Set problem: Your reply should be a single number: how many lines contain the string "POULE".

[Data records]
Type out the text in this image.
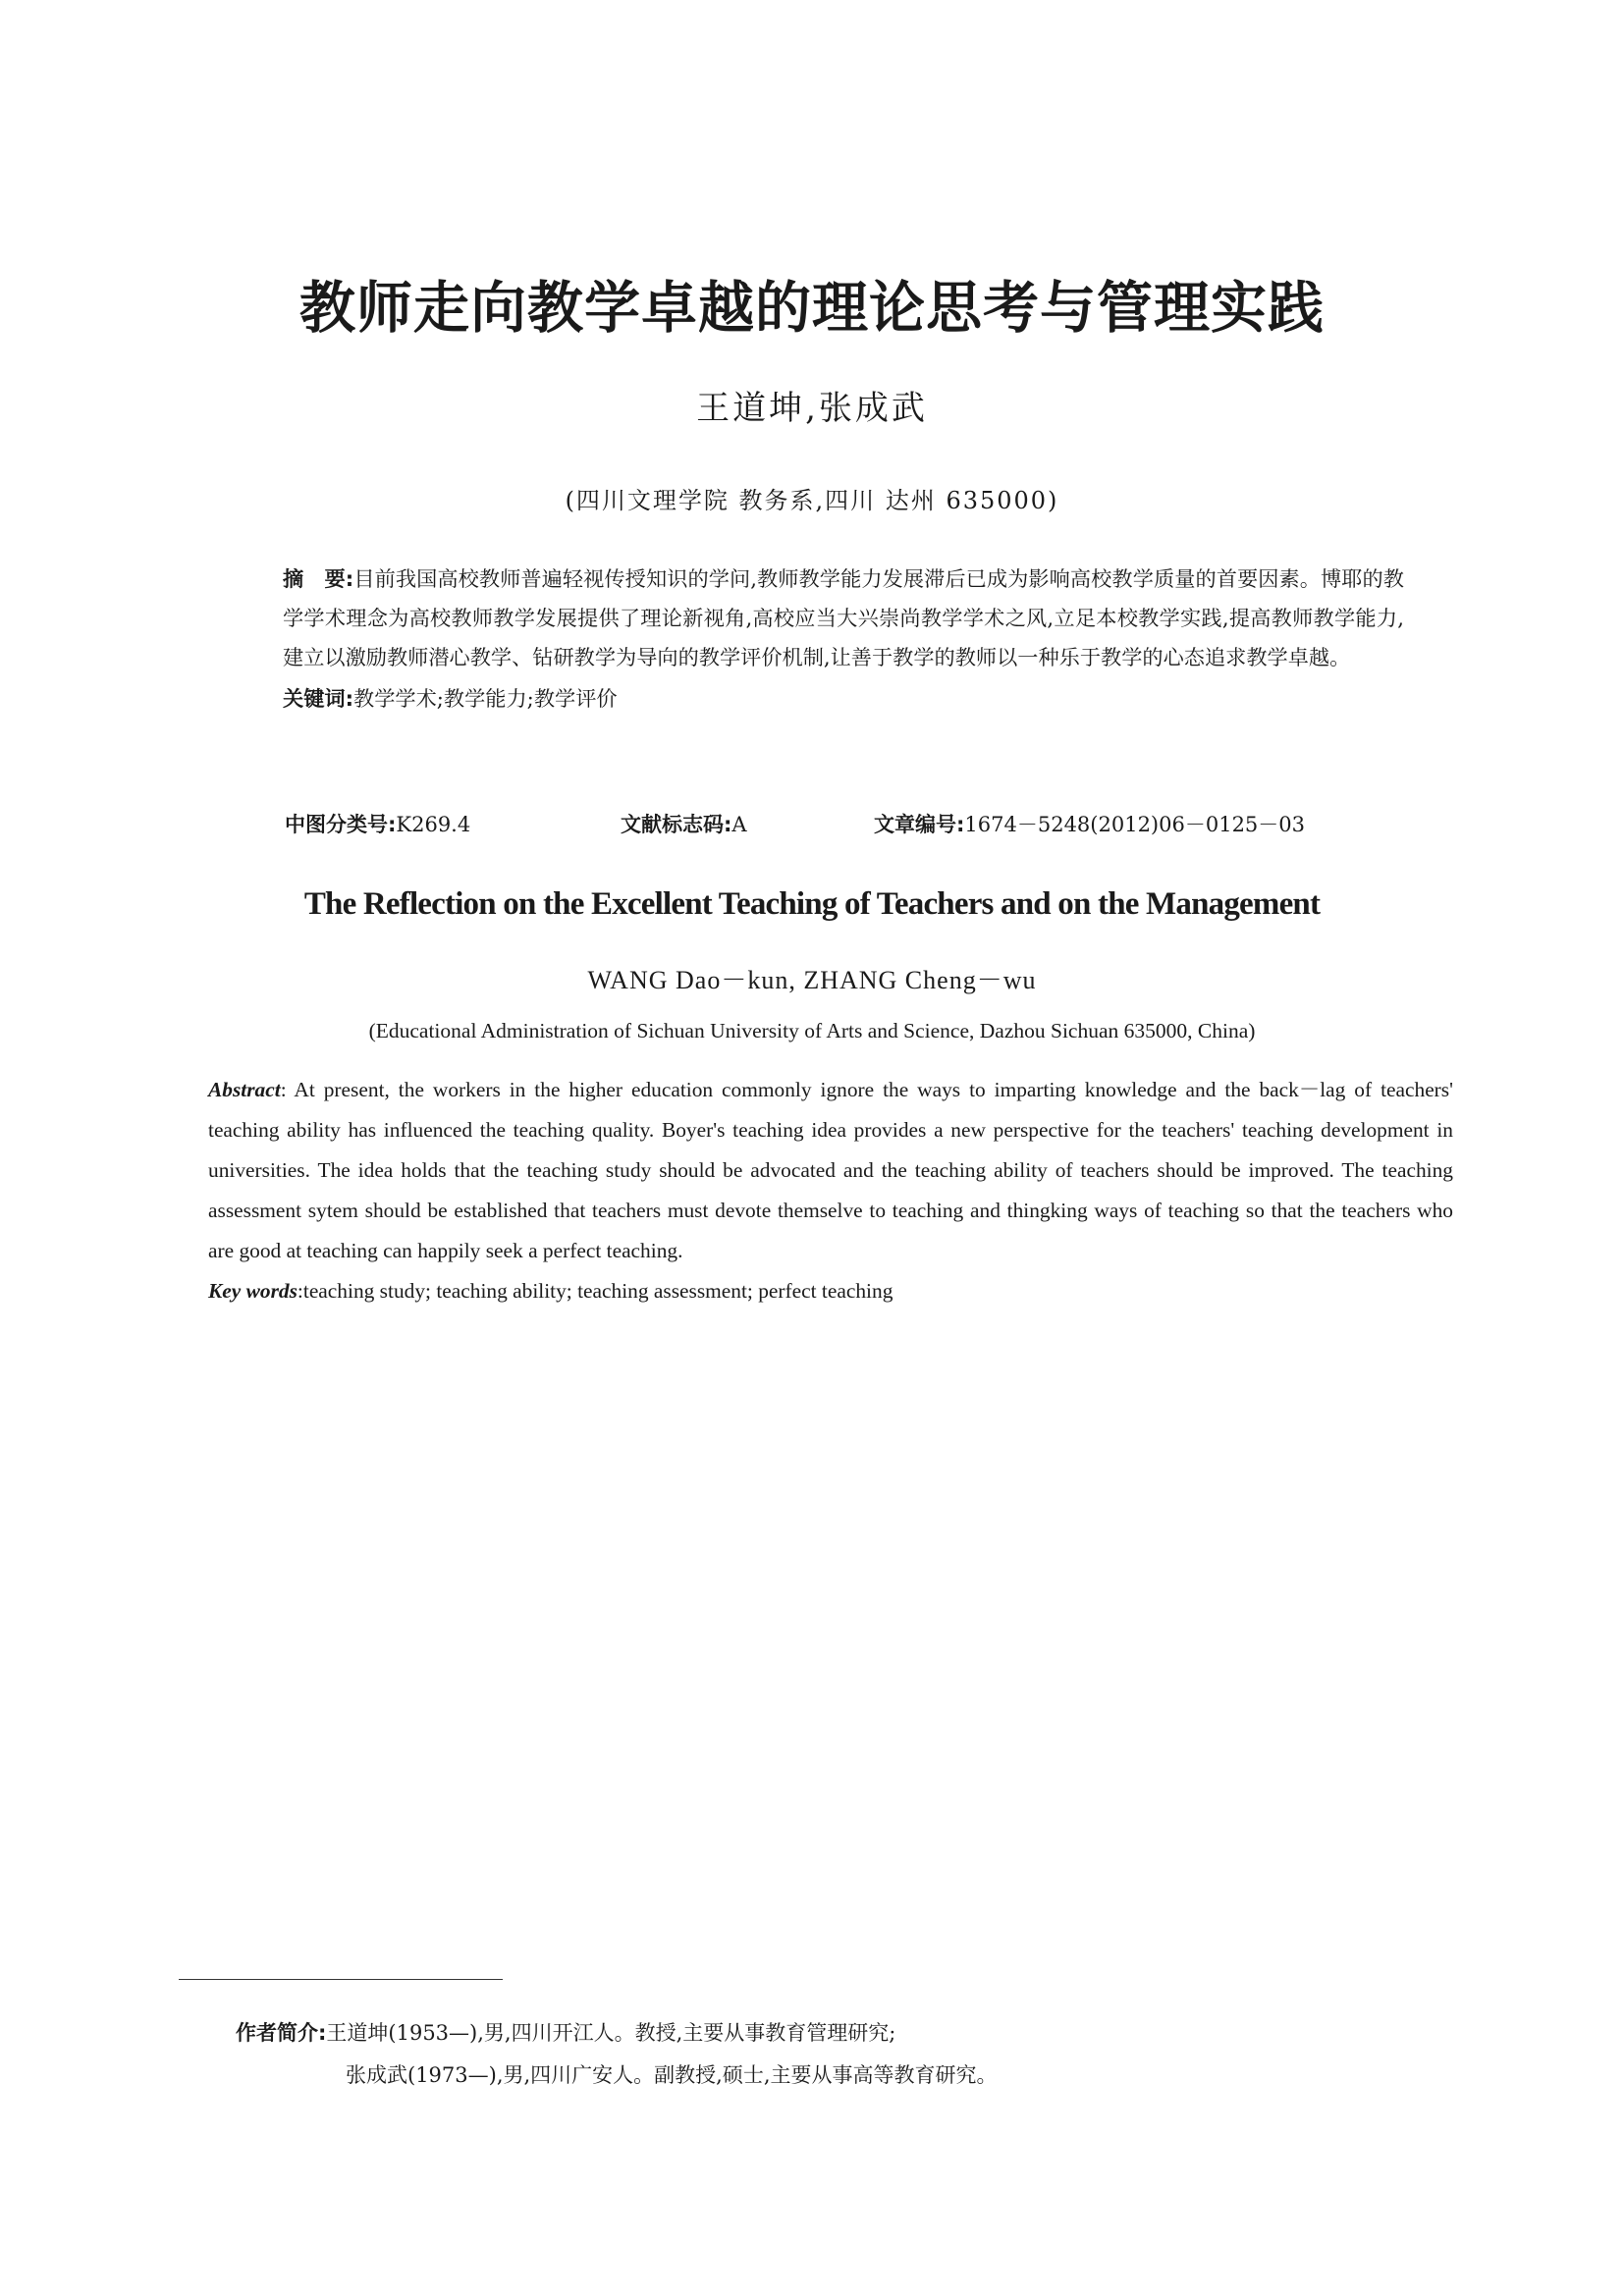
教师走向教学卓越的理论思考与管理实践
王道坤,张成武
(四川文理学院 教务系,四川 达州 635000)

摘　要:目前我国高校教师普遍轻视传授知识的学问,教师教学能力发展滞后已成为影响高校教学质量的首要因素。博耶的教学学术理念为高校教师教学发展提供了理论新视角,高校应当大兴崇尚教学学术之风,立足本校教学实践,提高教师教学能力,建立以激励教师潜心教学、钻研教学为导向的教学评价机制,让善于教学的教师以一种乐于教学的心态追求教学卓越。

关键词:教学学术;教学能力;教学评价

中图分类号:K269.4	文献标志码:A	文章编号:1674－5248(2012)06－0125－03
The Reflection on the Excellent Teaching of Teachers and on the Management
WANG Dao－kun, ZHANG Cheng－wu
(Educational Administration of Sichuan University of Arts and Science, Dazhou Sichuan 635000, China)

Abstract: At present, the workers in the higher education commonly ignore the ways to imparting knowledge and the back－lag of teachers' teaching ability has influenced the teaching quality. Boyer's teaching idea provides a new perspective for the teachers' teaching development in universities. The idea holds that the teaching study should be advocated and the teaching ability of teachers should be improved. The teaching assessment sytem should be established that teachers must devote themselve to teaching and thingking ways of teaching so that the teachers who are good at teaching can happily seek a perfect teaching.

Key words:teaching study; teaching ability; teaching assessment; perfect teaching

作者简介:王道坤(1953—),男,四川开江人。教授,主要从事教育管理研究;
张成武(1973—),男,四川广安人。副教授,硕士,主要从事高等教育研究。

--

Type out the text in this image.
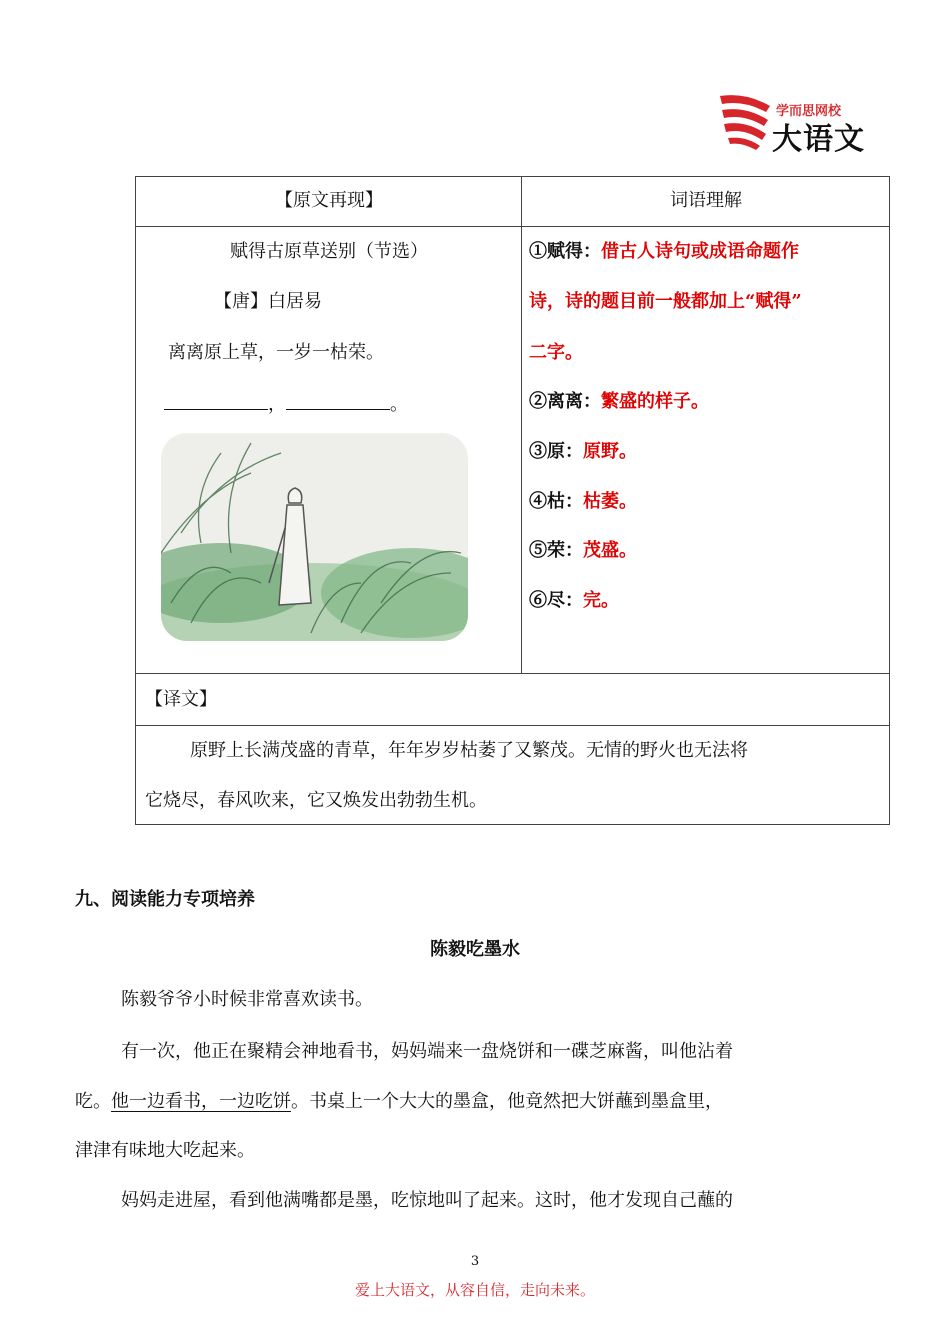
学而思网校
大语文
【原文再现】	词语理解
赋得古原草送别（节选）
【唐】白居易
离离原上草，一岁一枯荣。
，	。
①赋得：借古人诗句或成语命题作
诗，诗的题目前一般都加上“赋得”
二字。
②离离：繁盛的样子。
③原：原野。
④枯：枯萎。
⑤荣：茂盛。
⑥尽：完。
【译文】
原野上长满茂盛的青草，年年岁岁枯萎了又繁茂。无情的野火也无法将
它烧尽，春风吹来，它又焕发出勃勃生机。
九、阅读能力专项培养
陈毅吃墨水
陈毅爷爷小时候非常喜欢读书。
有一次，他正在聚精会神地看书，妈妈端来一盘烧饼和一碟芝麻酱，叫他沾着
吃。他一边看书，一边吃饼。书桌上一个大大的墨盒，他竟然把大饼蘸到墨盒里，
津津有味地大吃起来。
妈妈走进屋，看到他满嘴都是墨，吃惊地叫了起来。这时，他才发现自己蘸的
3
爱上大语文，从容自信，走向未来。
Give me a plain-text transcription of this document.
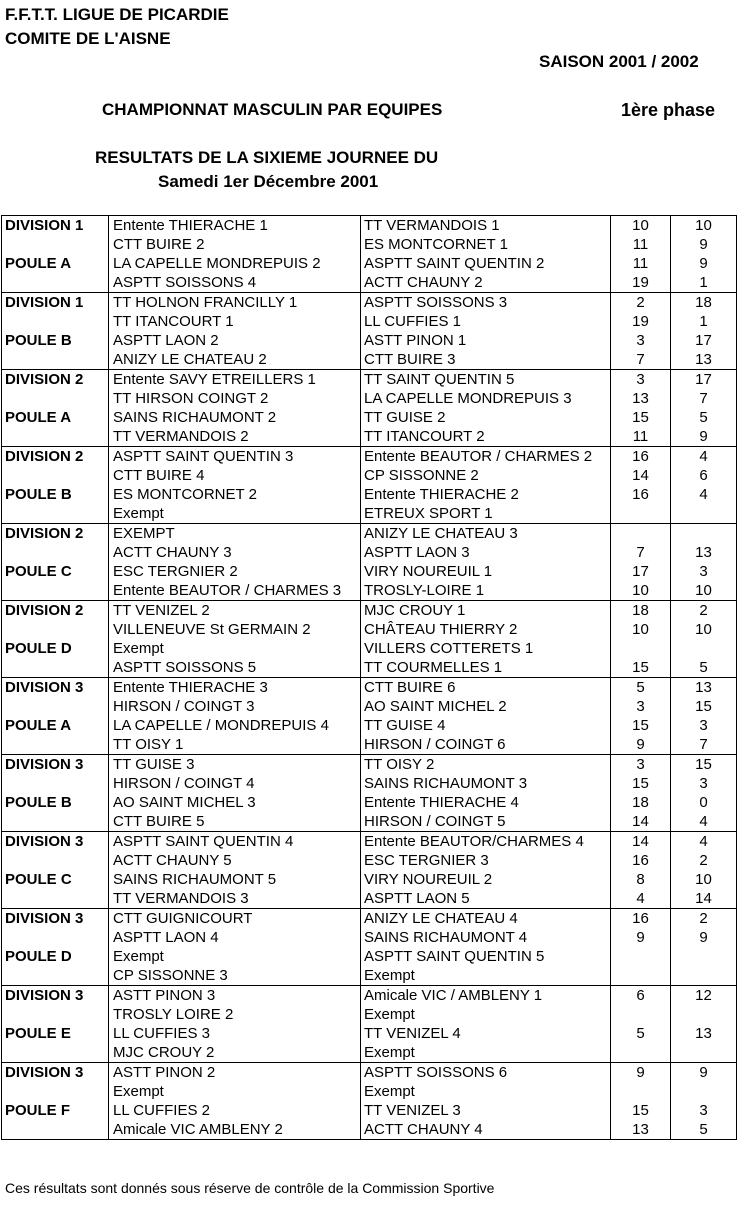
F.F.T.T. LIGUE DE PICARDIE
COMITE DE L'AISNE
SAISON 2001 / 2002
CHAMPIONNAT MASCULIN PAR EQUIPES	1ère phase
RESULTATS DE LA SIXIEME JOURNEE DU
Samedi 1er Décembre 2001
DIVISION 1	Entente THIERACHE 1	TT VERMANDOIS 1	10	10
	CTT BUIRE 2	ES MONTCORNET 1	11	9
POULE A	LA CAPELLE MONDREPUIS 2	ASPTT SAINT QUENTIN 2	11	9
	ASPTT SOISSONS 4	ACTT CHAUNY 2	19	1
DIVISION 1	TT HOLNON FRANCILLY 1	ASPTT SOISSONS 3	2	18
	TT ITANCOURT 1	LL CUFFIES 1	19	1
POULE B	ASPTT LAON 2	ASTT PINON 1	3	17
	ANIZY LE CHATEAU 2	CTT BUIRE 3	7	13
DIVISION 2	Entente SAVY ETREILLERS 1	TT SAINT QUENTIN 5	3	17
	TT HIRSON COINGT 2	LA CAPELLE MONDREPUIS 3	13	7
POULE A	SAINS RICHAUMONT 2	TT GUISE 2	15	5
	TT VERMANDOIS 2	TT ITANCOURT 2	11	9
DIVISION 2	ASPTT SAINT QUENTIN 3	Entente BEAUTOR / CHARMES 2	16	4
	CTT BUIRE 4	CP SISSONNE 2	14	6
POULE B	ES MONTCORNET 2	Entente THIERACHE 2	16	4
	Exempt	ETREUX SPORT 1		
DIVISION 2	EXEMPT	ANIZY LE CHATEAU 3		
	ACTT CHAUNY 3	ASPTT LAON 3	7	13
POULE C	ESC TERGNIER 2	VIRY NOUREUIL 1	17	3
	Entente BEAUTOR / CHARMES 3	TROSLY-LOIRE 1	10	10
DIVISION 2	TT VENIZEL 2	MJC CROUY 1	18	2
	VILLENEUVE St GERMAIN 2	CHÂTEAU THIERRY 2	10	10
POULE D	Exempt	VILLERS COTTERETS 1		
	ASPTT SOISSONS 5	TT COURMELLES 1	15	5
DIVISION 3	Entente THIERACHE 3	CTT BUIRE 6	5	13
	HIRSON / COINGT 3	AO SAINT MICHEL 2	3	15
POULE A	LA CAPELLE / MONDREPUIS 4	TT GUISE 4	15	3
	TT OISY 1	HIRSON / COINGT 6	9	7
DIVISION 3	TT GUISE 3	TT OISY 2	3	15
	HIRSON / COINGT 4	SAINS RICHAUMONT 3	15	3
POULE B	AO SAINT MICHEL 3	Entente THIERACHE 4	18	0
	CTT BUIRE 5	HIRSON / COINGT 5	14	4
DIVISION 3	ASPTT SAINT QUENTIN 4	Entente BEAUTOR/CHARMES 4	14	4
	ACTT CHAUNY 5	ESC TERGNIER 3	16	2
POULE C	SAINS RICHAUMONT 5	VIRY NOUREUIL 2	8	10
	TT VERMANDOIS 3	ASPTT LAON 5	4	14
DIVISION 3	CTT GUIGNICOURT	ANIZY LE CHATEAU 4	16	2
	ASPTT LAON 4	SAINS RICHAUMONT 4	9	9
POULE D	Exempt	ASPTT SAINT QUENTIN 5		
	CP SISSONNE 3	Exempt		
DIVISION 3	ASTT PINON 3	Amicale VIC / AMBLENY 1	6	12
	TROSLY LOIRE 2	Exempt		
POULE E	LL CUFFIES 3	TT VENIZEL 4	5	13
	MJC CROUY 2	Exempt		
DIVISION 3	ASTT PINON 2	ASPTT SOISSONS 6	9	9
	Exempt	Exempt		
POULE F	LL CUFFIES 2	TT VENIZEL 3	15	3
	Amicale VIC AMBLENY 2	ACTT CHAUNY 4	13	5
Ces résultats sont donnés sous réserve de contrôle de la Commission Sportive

Solution to the problem: 12